▶ [WHAT YOU SHOULD DO]
Find the lines with the string "document" and return them.

..........

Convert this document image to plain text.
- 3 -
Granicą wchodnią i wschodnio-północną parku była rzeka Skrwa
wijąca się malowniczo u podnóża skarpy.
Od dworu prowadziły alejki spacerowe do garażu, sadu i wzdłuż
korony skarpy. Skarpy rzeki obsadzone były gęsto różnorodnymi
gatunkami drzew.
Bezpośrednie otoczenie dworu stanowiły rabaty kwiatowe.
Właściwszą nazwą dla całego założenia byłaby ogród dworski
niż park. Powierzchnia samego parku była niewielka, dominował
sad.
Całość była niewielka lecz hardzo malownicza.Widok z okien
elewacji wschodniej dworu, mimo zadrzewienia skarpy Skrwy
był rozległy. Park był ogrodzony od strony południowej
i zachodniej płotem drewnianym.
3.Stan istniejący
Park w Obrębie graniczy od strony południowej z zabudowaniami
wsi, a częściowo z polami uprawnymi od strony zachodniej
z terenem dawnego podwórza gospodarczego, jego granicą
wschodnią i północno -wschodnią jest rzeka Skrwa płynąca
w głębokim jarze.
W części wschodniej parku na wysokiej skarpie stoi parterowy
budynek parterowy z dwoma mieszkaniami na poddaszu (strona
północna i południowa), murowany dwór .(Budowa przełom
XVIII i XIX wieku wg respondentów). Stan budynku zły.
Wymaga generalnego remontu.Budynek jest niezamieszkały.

..........

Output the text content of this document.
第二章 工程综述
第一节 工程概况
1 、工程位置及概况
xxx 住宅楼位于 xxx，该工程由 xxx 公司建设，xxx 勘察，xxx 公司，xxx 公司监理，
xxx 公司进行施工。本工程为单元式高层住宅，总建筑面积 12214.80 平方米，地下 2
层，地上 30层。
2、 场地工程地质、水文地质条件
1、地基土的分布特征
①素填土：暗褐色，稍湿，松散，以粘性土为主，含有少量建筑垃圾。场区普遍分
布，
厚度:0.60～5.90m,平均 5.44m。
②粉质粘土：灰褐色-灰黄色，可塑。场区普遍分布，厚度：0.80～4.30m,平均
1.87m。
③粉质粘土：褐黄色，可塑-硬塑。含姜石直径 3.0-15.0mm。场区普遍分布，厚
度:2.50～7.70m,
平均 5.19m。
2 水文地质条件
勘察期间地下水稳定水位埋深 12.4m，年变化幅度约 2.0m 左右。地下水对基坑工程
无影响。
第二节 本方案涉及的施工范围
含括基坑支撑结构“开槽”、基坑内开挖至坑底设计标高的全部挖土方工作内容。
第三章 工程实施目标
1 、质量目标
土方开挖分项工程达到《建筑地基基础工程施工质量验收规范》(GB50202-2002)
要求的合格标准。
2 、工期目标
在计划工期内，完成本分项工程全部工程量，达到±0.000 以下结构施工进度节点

..........

▶ [ANSWER]
Convert this document image to plain text.
Output the text content of this document.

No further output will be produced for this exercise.